--- Description of the task ---
Every line that includes the word "Integrazione" is to be listed.
──────── Extracted records
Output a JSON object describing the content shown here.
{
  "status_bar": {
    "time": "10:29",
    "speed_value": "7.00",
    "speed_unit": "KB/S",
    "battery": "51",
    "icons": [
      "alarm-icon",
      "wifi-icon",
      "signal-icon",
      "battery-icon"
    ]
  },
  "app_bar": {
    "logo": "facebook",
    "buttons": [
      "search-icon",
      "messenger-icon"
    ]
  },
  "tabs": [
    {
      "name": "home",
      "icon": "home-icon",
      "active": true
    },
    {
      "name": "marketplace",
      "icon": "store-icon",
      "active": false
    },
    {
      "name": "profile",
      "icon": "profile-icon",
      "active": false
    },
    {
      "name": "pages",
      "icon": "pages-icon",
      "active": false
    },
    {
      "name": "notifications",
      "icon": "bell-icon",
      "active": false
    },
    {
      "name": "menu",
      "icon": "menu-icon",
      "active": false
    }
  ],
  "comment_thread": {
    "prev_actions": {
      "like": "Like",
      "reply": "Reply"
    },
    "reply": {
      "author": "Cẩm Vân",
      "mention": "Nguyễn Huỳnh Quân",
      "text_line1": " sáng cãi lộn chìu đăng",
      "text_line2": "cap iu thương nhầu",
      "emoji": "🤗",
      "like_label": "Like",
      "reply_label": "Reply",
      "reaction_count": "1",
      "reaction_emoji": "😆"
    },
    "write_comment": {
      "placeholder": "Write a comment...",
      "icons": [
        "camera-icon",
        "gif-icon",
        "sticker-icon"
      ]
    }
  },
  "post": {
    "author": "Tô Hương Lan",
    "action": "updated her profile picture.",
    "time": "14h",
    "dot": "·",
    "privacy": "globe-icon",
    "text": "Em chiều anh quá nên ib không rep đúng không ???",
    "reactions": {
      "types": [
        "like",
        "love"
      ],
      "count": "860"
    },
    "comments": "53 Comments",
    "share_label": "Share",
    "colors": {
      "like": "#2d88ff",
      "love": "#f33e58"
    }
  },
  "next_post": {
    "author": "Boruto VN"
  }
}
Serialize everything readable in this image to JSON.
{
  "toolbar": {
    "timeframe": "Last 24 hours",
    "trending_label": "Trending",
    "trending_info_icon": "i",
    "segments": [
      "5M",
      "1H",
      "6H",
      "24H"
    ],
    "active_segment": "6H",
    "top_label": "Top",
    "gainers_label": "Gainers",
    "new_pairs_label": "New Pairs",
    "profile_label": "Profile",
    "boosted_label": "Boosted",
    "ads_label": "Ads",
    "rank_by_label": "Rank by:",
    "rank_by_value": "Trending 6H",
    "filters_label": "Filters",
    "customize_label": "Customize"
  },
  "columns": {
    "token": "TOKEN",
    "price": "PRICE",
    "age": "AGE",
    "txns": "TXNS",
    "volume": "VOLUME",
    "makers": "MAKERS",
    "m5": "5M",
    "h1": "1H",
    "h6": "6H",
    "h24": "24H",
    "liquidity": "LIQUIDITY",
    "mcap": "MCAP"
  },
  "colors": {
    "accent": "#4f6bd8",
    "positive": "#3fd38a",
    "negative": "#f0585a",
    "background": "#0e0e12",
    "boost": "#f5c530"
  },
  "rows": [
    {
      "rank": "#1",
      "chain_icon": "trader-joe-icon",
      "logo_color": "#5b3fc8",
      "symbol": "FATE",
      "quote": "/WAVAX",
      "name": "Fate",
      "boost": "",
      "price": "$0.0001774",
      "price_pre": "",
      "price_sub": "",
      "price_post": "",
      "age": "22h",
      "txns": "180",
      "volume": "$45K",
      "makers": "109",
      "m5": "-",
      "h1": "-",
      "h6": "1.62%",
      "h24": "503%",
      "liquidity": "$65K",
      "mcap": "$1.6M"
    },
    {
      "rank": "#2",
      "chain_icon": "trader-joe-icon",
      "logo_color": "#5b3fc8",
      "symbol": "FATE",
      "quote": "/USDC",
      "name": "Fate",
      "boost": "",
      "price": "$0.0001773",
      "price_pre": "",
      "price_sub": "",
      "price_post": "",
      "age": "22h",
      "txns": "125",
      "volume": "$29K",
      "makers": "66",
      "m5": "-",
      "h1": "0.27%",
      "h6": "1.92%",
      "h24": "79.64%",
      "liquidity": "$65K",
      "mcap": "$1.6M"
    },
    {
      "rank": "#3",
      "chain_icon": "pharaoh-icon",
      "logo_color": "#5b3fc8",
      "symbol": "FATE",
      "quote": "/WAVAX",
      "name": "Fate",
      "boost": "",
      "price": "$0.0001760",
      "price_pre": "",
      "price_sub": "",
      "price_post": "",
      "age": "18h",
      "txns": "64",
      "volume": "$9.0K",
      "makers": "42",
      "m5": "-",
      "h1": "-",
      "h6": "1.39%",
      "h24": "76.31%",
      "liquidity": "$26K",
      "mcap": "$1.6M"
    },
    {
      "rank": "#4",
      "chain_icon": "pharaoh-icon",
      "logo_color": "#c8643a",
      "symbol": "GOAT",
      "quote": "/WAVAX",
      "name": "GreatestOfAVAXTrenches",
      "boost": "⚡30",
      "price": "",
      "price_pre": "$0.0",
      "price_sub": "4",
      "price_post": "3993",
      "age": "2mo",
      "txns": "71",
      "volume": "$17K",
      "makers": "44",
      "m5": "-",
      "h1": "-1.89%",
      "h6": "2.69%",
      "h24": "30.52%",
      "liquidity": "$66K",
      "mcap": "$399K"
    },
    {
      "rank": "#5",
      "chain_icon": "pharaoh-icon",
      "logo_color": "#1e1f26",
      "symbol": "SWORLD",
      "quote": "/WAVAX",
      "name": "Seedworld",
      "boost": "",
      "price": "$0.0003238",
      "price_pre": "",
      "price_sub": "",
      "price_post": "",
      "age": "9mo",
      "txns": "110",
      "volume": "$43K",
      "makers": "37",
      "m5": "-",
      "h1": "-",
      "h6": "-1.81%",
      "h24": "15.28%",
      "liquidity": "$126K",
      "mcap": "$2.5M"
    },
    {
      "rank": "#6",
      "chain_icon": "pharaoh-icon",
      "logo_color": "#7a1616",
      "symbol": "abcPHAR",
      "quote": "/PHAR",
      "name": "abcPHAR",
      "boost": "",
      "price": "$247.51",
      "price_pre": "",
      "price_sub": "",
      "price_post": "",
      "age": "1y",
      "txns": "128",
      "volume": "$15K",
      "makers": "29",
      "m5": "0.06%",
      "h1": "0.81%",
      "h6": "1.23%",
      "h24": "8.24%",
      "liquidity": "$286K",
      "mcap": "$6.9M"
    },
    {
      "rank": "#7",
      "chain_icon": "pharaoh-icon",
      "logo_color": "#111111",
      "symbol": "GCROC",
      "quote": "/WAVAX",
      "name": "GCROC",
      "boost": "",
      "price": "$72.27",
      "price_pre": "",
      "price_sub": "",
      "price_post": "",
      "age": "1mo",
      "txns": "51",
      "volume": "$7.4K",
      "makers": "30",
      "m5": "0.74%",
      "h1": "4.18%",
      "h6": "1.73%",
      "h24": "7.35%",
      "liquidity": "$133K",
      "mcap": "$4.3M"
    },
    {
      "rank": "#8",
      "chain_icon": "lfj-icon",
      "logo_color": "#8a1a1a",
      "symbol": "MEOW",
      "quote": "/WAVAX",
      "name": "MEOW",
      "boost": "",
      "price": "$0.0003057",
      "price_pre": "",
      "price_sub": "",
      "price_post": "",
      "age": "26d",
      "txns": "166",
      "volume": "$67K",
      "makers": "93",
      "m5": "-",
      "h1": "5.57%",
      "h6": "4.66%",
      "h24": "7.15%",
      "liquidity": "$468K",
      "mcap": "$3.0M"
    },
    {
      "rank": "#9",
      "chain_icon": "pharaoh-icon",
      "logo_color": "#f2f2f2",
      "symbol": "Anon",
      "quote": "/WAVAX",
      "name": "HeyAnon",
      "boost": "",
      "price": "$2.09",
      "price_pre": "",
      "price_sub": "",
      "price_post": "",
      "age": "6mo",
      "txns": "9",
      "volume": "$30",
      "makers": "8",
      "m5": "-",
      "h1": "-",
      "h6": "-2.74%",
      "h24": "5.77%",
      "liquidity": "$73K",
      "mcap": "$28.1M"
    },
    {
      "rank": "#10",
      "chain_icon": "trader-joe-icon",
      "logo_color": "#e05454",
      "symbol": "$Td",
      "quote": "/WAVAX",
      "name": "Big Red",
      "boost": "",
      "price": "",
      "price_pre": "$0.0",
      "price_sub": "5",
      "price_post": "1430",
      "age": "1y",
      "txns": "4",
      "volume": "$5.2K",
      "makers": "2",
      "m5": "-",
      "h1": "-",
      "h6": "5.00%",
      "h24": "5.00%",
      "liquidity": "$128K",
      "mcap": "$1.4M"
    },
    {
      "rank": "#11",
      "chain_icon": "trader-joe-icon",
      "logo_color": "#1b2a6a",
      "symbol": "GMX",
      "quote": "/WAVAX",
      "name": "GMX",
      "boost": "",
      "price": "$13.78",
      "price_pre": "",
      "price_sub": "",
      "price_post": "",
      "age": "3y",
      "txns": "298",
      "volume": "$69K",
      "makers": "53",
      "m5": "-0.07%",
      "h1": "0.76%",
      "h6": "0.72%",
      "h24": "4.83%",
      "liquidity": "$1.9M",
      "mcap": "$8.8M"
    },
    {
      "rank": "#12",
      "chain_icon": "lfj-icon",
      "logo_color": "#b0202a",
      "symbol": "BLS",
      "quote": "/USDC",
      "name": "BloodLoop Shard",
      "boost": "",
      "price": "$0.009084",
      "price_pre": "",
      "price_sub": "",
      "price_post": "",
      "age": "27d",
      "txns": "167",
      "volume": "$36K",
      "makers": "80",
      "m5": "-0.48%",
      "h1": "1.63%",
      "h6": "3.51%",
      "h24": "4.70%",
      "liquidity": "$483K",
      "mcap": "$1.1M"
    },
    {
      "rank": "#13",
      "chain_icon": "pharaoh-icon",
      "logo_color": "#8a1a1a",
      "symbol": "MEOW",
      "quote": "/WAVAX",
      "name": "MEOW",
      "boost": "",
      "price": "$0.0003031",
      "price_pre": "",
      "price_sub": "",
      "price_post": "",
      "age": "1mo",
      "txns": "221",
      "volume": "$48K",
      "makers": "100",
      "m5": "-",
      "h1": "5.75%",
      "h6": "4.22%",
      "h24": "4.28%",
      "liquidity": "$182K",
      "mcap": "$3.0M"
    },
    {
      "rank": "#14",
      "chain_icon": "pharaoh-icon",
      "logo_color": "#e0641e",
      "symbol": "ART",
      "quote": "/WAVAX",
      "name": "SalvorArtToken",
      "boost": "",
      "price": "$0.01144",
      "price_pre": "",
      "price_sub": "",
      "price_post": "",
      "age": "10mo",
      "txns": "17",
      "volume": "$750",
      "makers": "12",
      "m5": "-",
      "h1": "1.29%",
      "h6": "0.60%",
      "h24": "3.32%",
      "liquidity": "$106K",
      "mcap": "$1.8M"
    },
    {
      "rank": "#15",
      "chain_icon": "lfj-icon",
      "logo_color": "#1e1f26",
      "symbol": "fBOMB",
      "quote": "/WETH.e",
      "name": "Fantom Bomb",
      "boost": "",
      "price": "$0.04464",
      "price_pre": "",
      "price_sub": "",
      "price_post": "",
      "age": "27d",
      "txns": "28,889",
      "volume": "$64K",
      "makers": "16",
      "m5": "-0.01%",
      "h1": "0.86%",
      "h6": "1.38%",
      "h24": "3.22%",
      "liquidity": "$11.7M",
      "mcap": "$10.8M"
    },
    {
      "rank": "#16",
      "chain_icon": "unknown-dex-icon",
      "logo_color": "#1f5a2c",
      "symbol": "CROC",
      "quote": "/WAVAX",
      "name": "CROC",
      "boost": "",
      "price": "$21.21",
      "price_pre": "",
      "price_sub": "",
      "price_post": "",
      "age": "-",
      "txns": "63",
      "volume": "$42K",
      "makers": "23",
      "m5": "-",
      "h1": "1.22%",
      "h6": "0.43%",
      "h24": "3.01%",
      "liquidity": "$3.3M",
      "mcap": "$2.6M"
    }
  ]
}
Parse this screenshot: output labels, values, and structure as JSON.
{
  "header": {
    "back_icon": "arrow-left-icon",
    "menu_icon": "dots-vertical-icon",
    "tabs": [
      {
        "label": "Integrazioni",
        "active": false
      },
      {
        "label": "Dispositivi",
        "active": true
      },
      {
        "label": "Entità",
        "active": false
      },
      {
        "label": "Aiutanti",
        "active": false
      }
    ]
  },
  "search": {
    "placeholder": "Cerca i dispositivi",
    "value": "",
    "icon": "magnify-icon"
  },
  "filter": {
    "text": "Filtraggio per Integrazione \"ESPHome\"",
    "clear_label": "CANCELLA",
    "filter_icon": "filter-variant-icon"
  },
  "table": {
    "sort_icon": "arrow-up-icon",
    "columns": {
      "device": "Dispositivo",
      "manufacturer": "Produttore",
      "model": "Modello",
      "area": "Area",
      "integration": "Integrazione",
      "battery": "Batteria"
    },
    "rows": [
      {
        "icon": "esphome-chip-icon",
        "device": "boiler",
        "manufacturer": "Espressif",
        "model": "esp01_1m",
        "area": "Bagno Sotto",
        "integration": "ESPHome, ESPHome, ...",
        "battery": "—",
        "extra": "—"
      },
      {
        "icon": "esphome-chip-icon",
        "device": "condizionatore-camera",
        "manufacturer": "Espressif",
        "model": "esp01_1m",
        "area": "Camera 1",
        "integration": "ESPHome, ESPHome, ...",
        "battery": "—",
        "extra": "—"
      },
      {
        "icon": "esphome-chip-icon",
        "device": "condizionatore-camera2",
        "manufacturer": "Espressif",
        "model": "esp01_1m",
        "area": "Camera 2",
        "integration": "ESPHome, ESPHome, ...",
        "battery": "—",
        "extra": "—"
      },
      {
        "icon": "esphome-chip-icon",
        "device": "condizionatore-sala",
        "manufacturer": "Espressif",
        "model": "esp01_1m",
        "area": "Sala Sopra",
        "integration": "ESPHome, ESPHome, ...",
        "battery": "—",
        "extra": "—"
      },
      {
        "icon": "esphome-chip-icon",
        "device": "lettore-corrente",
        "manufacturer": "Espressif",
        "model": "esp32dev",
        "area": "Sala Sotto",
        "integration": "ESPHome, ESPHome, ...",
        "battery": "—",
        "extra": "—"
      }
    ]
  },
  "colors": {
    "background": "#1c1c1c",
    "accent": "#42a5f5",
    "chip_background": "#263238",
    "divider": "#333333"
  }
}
────────────────
--- Written response ---
    "text": "Filtraggio per Integrazione \"ESPHome\"",
      "integration": "Integrazione",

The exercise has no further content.